- _Request_
Below are records. Transcribe exactly the lines from the one that contains "Extract the chart's" through the last line, leaving any pictures out.

(Data entries)
==================================================

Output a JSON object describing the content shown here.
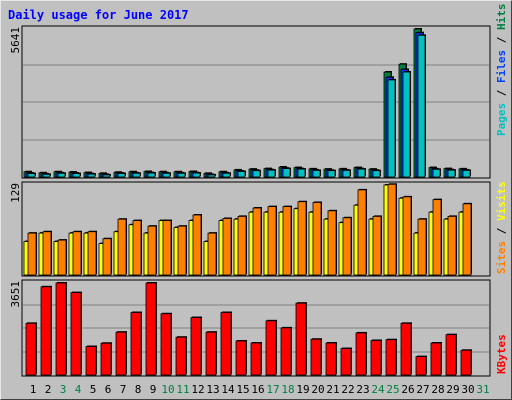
{
  "title": "Daily usage for June 2017",
  "side_labels": {
    "panel1": [
      {
        "text": "Pages",
        "color": "#00c0c0"
      },
      {
        "text": " / ",
        "color": "#000000"
      },
      {
        "text": "Files",
        "color": "#0040ff"
      },
      {
        "text": " / ",
        "color": "#000000"
      },
      {
        "text": "Hits",
        "color": "#008040"
      }
    ],
    "panel2": [
      {
        "text": "Sites",
        "color": "#ff8000"
      },
      {
        "text": " / ",
        "color": "#000000"
      },
      {
        "text": "Visits",
        "color": "#ffff00"
      }
    ],
    "panel3": [
      {
        "text": "KBytes",
        "color": "#ff0000"
      }
    ]
  },
  "colors": {
    "title": "#0000ff",
    "hits": "#008040",
    "files": "#0040ff",
    "pages": "#00c0c0",
    "visits": "#ffff00",
    "sites": "#ff8000",
    "kbytes": "#ff0000",
    "weekend": "#008040",
    "weekday": "#000000",
    "plot_bg": "#c0c0c0",
    "grid": "#808080"
  },
  "chart_data": {
    "type": "bar",
    "title": "Daily usage for June 2017",
    "categories": [
      "1",
      "2",
      "3",
      "4",
      "5",
      "6",
      "7",
      "8",
      "9",
      "10",
      "11",
      "12",
      "13",
      "14",
      "15",
      "16",
      "17",
      "18",
      "19",
      "20",
      "21",
      "22",
      "23",
      "24",
      "25",
      "26",
      "27",
      "28",
      "29",
      "30",
      "31"
    ],
    "weekend_days": [
      3,
      4,
      10,
      11,
      17,
      18,
      24,
      25,
      31
    ],
    "panels": [
      {
        "max_label": "5641",
        "ymax": 5641,
        "series": [
          {
            "name": "Hits",
            "values": [
              200,
              160,
              200,
              190,
              170,
              140,
              180,
              200,
              210,
              200,
              200,
              210,
              140,
              200,
              270,
              300,
              320,
              380,
              360,
              310,
              300,
              310,
              360,
              300,
              4000,
              4300,
              5641,
              360,
              320,
              310,
              0
            ]
          },
          {
            "name": "Files",
            "values": [
              150,
              120,
              160,
              150,
              130,
              100,
              150,
              160,
              170,
              160,
              160,
              170,
              100,
              160,
              230,
              260,
              280,
              340,
              320,
              270,
              260,
              270,
              320,
              260,
              3800,
              4100,
              5500,
              310,
              280,
              270,
              0
            ]
          },
          {
            "name": "Pages",
            "values": [
              130,
              100,
              140,
              130,
              110,
              80,
              130,
              140,
              150,
              140,
              140,
              150,
              80,
              140,
              210,
              240,
              260,
              320,
              300,
              250,
              240,
              250,
              300,
              240,
              3700,
              4000,
              5400,
              290,
              260,
              250,
              0
            ]
          }
        ]
      },
      {
        "max_label": "129",
        "ymax": 129,
        "series": [
          {
            "name": "Visits",
            "values": [
              48,
              60,
              48,
              60,
              60,
              45,
              62,
              72,
              60,
              78,
              68,
              78,
              48,
              78,
              80,
              90,
              90,
              90,
              95,
              90,
              80,
              75,
              100,
              80,
              129,
              110,
              60,
              90,
              80,
              90,
              0
            ]
          },
          {
            "name": "Sites",
            "values": [
              60,
              62,
              50,
              62,
              62,
              52,
              80,
              78,
              70,
              78,
              70,
              86,
              60,
              81,
              84,
              96,
              98,
              98,
              105,
              104,
              92,
              82,
              122,
              84,
              130,
              112,
              80,
              108,
              84,
              102,
              0
            ]
          }
        ]
      },
      {
        "max_label": "3651",
        "ymax": 3651,
        "series": [
          {
            "name": "KBytes",
            "values": [
              2050,
              3500,
              3651,
              3270,
              1130,
              1260,
              1700,
              2480,
              3651,
              2430,
              1500,
              2280,
              1700,
              2480,
              1350,
              1270,
              2150,
              1870,
              2850,
              1420,
              1270,
              1050,
              1670,
              1370,
              1400,
              2050,
              730,
              1270,
              1600,
              980,
              0
            ]
          }
        ]
      }
    ]
  }
}
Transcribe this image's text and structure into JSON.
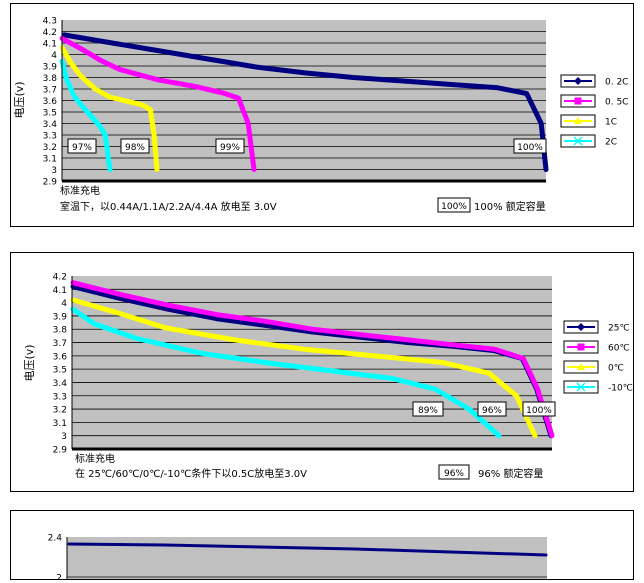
{
  "chart_data": [
    {
      "type": "line",
      "ylabel": "电压(v)",
      "y_ticks": [
        "4.3",
        "4.2",
        "4.1",
        "4",
        "3.9",
        "3.8",
        "3.7",
        "3.6",
        "3.5",
        "3.4",
        "3.3",
        "3.2",
        "3.1",
        "3",
        "2.9"
      ],
      "ylim": [
        2.9,
        4.3
      ],
      "grid": true,
      "legend_position": "right",
      "series": [
        {
          "name": "0. 2C",
          "color": "#000080",
          "x": [
            0,
            0.1,
            0.2,
            0.3,
            0.4,
            0.5,
            0.6,
            0.7,
            0.8,
            0.9,
            0.96,
            0.99,
            1.0
          ],
          "y": [
            4.17,
            4.1,
            4.03,
            3.96,
            3.89,
            3.84,
            3.8,
            3.77,
            3.74,
            3.71,
            3.66,
            3.4,
            3.0
          ]
        },
        {
          "name": "0. 5C",
          "color": "#ff00ff",
          "x": [
            0,
            0.1,
            0.2,
            0.3,
            0.5,
            0.7,
            0.85,
            0.92,
            0.97,
            1.0
          ],
          "y": [
            4.14,
            4.05,
            3.95,
            3.87,
            3.78,
            3.72,
            3.66,
            3.62,
            3.4,
            3.0
          ]
        },
        {
          "name": "1C",
          "color": "#ffff00",
          "x": [
            0,
            0.1,
            0.2,
            0.35,
            0.5,
            0.7,
            0.85,
            0.93,
            0.97,
            1.0
          ],
          "y": [
            4.06,
            3.92,
            3.81,
            3.7,
            3.63,
            3.59,
            3.56,
            3.52,
            3.3,
            3.0
          ]
        },
        {
          "name": "2C",
          "color": "#00ffff",
          "x": [
            0,
            0.1,
            0.25,
            0.4,
            0.55,
            0.7,
            0.8,
            0.9,
            0.95,
            1.0
          ],
          "y": [
            3.94,
            3.78,
            3.64,
            3.56,
            3.49,
            3.42,
            3.37,
            3.3,
            3.15,
            3.0
          ]
        }
      ],
      "percent_labels": [
        "97%",
        "98%",
        "99%",
        "100%"
      ],
      "footer_line1": "标准充电",
      "footer_line2": "室温下，以0.44A/1.1A/2.2A/4.4A 放电至 3.0V",
      "box_label": "100%",
      "capacity_text": "100%  额定容量"
    },
    {
      "type": "line",
      "ylabel": "电压(v)",
      "y_ticks": [
        "4.2",
        "4.1",
        "4",
        "3.9",
        "3.8",
        "3.7",
        "3.6",
        "3.5",
        "3.4",
        "3.3",
        "3.2",
        "3.1",
        "3",
        "2.9"
      ],
      "ylim": [
        2.9,
        4.2
      ],
      "grid": true,
      "legend_position": "right",
      "series": [
        {
          "name": "25℃",
          "color": "#000080",
          "x": [
            0,
            0.1,
            0.2,
            0.3,
            0.4,
            0.5,
            0.6,
            0.7,
            0.8,
            0.88,
            0.94,
            0.97,
            1.0
          ],
          "y": [
            4.12,
            4.03,
            3.95,
            3.88,
            3.83,
            3.78,
            3.74,
            3.7,
            3.67,
            3.64,
            3.58,
            3.35,
            3.0
          ]
        },
        {
          "name": "60℃",
          "color": "#ff00ff",
          "x": [
            0,
            0.1,
            0.2,
            0.3,
            0.4,
            0.5,
            0.6,
            0.7,
            0.8,
            0.88,
            0.94,
            0.97,
            1.0
          ],
          "y": [
            4.15,
            4.06,
            3.98,
            3.91,
            3.86,
            3.8,
            3.76,
            3.72,
            3.68,
            3.65,
            3.58,
            3.35,
            3.0
          ]
        },
        {
          "name": "0℃",
          "color": "#ffff00",
          "x": [
            0,
            0.1,
            0.2,
            0.35,
            0.5,
            0.65,
            0.8,
            0.9,
            0.96,
            1.0
          ],
          "y": [
            4.02,
            3.92,
            3.81,
            3.72,
            3.65,
            3.6,
            3.55,
            3.47,
            3.3,
            3.0
          ]
        },
        {
          "name": "-10℃",
          "color": "#00ffff",
          "x": [
            0,
            0.05,
            0.15,
            0.3,
            0.45,
            0.6,
            0.75,
            0.85,
            0.93,
            1.0
          ],
          "y": [
            3.95,
            3.84,
            3.73,
            3.62,
            3.55,
            3.49,
            3.43,
            3.35,
            3.2,
            3.0
          ]
        }
      ],
      "percent_labels": [
        "89%",
        "96%",
        "100%"
      ],
      "footer_line1": "标准充电",
      "footer_line2": "在 25℃/60℃/0℃/-10℃条件下以0.5C放电至3.0V",
      "box_label": "96%",
      "capacity_text": "96%  额定容量"
    },
    {
      "type": "line",
      "y_ticks": [
        "2.4",
        "2"
      ],
      "ylim": [
        1.8,
        2.4
      ],
      "grid": true,
      "series": [
        {
          "color": "#000080",
          "x": [
            0,
            0.2,
            0.4,
            0.6,
            0.8,
            1.0
          ],
          "y": [
            2.33,
            2.32,
            2.3,
            2.28,
            2.25,
            2.22
          ]
        }
      ]
    }
  ]
}
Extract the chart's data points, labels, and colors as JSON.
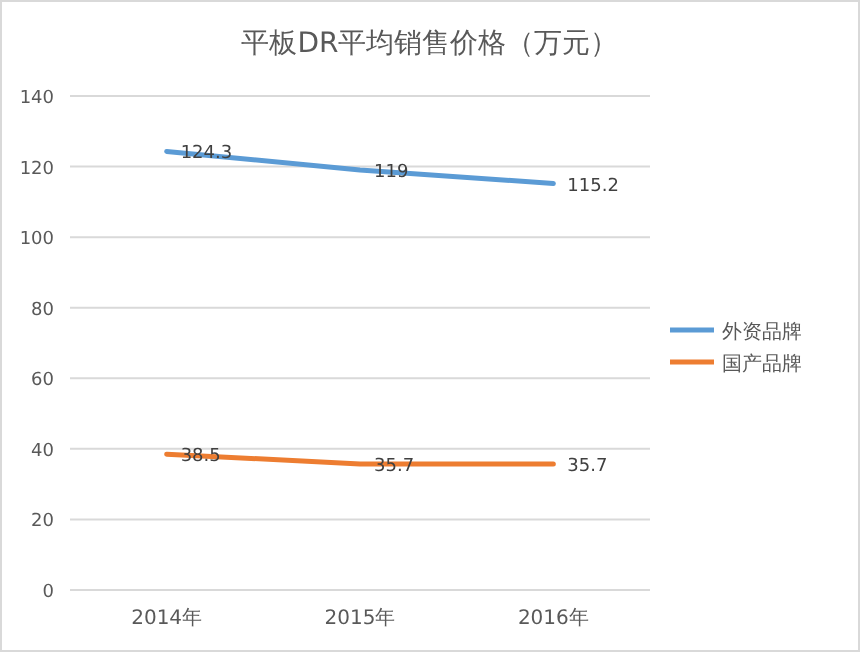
{
  "chart_data": {
    "type": "line",
    "title": "平板DR平均销售价格（万元）",
    "categories": [
      "2014年",
      "2015年",
      "2016年"
    ],
    "series": [
      {
        "name": "外资品牌",
        "color": "#5b9bd5",
        "values": [
          124.3,
          119,
          115.2
        ]
      },
      {
        "name": "国产品牌",
        "color": "#ed7d31",
        "values": [
          38.5,
          35.7,
          35.7
        ]
      }
    ],
    "ylim": [
      0,
      140
    ],
    "yticks": [
      0,
      20,
      40,
      60,
      80,
      100,
      120,
      140
    ],
    "grid": "y",
    "legend": "right",
    "data_labels": true,
    "marker": "none",
    "line_style": "solid"
  }
}
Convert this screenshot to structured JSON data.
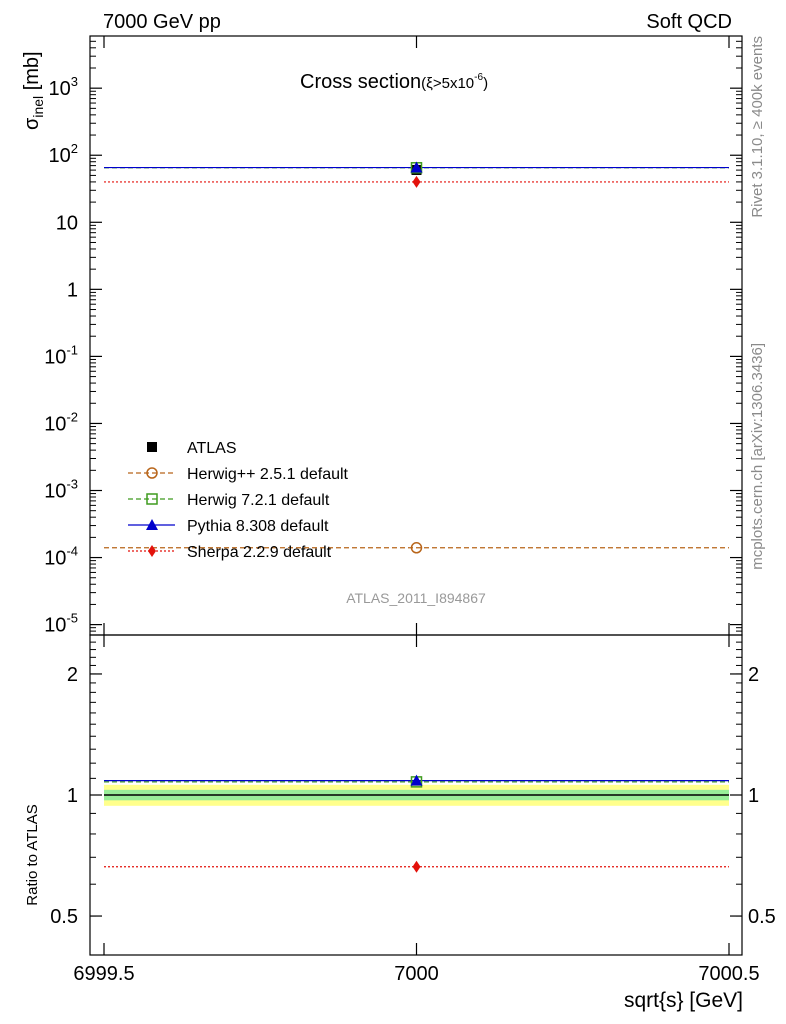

==================================================

- _Full answer_
Extract the chart's data points, labels, and colors as JSON.
{
  "chart_data": {
    "type": "line",
    "title": "平板DR平均销售价格（万元）",
    "categories": [
      "2014年",
      "2015年",
      "2016年"
    ],
    "series": [
      {
        "name": "外资品牌",
        "color": "#5b9bd5",
        "values": [
          124.3,
          119,
          115.2
        ]
      },
      {
        "name": "国产品牌",
        "color": "#ed7d31",
        "values": [
          38.5,
          35.7,
          35.7
        ]
      }
    ],
    "ylim": [
      0,
      140
    ],
    "yticks": [
      0,
      20,
      40,
      60,
      80,
      100,
      120,
      140
    ],
    "grid": "y",
    "legend": "right",
    "data_labels": true,
    "marker": "none",
    "line_style": "solid"
  }
}
Convert this screenshot to structured JSON data.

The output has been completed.